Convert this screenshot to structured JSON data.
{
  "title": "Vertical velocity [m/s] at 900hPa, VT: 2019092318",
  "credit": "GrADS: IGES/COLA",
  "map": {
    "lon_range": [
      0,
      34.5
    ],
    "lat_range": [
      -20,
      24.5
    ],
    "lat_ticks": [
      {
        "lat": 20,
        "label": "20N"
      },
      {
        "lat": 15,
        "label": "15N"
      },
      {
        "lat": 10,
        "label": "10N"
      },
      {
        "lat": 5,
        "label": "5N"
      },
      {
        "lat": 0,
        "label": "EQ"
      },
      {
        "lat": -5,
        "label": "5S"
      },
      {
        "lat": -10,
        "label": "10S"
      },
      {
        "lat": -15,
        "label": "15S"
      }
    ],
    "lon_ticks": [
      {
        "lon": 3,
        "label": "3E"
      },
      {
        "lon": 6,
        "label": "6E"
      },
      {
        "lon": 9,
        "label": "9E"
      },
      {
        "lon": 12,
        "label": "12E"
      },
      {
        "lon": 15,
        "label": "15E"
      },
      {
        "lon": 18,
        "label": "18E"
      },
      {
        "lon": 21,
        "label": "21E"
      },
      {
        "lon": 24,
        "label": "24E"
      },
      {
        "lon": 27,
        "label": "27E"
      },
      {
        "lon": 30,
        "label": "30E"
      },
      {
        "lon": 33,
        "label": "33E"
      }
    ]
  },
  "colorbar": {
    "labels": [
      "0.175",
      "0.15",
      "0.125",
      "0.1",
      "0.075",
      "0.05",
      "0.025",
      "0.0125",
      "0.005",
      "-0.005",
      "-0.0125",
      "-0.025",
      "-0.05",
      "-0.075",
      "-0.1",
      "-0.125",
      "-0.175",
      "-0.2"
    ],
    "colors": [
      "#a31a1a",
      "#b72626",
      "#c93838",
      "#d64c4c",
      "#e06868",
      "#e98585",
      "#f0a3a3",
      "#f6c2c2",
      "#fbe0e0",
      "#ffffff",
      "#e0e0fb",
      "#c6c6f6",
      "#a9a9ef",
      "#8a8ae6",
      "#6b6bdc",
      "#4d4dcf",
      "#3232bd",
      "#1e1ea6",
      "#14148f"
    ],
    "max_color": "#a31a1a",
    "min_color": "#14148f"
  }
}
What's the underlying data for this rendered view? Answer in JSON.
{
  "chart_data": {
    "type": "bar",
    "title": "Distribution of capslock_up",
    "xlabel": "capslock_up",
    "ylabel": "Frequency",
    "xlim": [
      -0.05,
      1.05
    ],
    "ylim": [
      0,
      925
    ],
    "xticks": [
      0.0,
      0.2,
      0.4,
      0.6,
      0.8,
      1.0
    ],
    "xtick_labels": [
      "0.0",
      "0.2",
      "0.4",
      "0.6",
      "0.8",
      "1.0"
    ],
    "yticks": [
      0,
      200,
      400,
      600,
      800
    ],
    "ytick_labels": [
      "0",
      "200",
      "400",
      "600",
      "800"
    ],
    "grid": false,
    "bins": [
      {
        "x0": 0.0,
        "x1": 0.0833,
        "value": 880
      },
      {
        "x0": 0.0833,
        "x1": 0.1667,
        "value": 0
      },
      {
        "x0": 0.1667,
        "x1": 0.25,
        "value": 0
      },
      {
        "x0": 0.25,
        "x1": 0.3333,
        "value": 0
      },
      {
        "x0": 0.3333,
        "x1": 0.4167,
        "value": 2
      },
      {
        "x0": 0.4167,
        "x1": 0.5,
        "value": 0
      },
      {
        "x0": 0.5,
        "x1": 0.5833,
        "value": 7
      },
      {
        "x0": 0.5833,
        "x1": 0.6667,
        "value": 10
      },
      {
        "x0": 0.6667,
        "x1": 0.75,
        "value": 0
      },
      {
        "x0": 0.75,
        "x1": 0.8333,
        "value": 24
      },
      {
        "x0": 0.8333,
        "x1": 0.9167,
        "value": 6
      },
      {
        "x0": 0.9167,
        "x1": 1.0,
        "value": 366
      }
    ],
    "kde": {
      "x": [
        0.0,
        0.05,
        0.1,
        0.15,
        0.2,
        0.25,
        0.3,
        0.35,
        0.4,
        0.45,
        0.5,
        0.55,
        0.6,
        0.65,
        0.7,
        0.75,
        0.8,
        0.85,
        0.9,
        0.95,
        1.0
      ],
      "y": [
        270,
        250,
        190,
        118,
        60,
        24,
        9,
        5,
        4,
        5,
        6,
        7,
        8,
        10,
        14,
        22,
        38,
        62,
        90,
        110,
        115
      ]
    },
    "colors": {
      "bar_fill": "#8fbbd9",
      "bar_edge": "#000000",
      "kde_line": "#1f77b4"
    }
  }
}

## THE TASK
Print all the data exactly.

## FULL ANSWER
Convert this screenshot to structured JSON data.
{
  "title": "Vertical velocity [m/s] at 900hPa, VT: 2019092318",
  "credit": "GrADS: IGES/COLA",
  "map": {
    "lon_range": [
      0,
      34.5
    ],
    "lat_range": [
      -20,
      24.5
    ],
    "lat_ticks": [
      {
        "lat": 20,
        "label": "20N"
      },
      {
        "lat": 15,
        "label": "15N"
      },
      {
        "lat": 10,
        "label": "10N"
      },
      {
        "lat": 5,
        "label": "5N"
      },
      {
        "lat": 0,
        "label": "EQ"
      },
      {
        "lat": -5,
        "label": "5S"
      },
      {
        "lat": -10,
        "label": "10S"
      },
      {
        "lat": -15,
        "label": "15S"
      }
    ],
    "lon_ticks": [
      {
        "lon": 3,
        "label": "3E"
      },
      {
        "lon": 6,
        "label": "6E"
      },
      {
        "lon": 9,
        "label": "9E"
      },
      {
        "lon": 12,
        "label": "12E"
      },
      {
        "lon": 15,
        "label": "15E"
      },
      {
        "lon": 18,
        "label": "18E"
      },
      {
        "lon": 21,
        "label": "21E"
      },
      {
        "lon": 24,
        "label": "24E"
      },
      {
        "lon": 27,
        "label": "27E"
      },
      {
        "lon": 30,
        "label": "30E"
      },
      {
        "lon": 33,
        "label": "33E"
      }
    ]
  },
  "colorbar": {
    "labels": [
      "0.175",
      "0.15",
      "0.125",
      "0.1",
      "0.075",
      "0.05",
      "0.025",
      "0.0125",
      "0.005",
      "-0.005",
      "-0.0125",
      "-0.025",
      "-0.05",
      "-0.075",
      "-0.1",
      "-0.125",
      "-0.175",
      "-0.2"
    ],
    "colors": [
      "#a31a1a",
      "#b72626",
      "#c93838",
      "#d64c4c",
      "#e06868",
      "#e98585",
      "#f0a3a3",
      "#f6c2c2",
      "#fbe0e0",
      "#ffffff",
      "#e0e0fb",
      "#c6c6f6",
      "#a9a9ef",
      "#8a8ae6",
      "#6b6bdc",
      "#4d4dcf",
      "#3232bd",
      "#1e1ea6",
      "#14148f"
    ],
    "max_color": "#a31a1a",
    "min_color": "#14148f"
  }
}
What's the underlying data for this rendered view? Answer in JSON.
{
  "chart_data": {
    "type": "bar",
    "title": "Distribution of capslock_up",
    "xlabel": "capslock_up",
    "ylabel": "Frequency",
    "xlim": [
      -0.05,
      1.05
    ],
    "ylim": [
      0,
      925
    ],
    "xticks": [
      0.0,
      0.2,
      0.4,
      0.6,
      0.8,
      1.0
    ],
    "xtick_labels": [
      "0.0",
      "0.2",
      "0.4",
      "0.6",
      "0.8",
      "1.0"
    ],
    "yticks": [
      0,
      200,
      400,
      600,
      800
    ],
    "ytick_labels": [
      "0",
      "200",
      "400",
      "600",
      "800"
    ],
    "grid": false,
    "bins": [
      {
        "x0": 0.0,
        "x1": 0.0833,
        "value": 880
      },
      {
        "x0": 0.0833,
        "x1": 0.1667,
        "value": 0
      },
      {
        "x0": 0.1667,
        "x1": 0.25,
        "value": 0
      },
      {
        "x0": 0.25,
        "x1": 0.3333,
        "value": 0
      },
      {
        "x0": 0.3333,
        "x1": 0.4167,
        "value": 2
      },
      {
        "x0": 0.4167,
        "x1": 0.5,
        "value": 0
      },
      {
        "x0": 0.5,
        "x1": 0.5833,
        "value": 7
      },
      {
        "x0": 0.5833,
        "x1": 0.6667,
        "value": 10
      },
      {
        "x0": 0.6667,
        "x1": 0.75,
        "value": 0
      },
      {
        "x0": 0.75,
        "x1": 0.8333,
        "value": 24
      },
      {
        "x0": 0.8333,
        "x1": 0.9167,
        "value": 6
      },
      {
        "x0": 0.9167,
        "x1": 1.0,
        "value": 366
      }
    ],
    "kde": {
      "x": [
        0.0,
        0.05,
        0.1,
        0.15,
        0.2,
        0.25,
        0.3,
        0.35,
        0.4,
        0.45,
        0.5,
        0.55,
        0.6,
        0.65,
        0.7,
        0.75,
        0.8,
        0.85,
        0.9,
        0.95,
        1.0
      ],
      "y": [
        270,
        250,
        190,
        118,
        60,
        24,
        9,
        5,
        4,
        5,
        6,
        7,
        8,
        10,
        14,
        22,
        38,
        62,
        90,
        110,
        115
      ]
    },
    "colors": {
      "bar_fill": "#8fbbd9",
      "bar_edge": "#000000",
      "kde_line": "#1f77b4"
    }
  }
}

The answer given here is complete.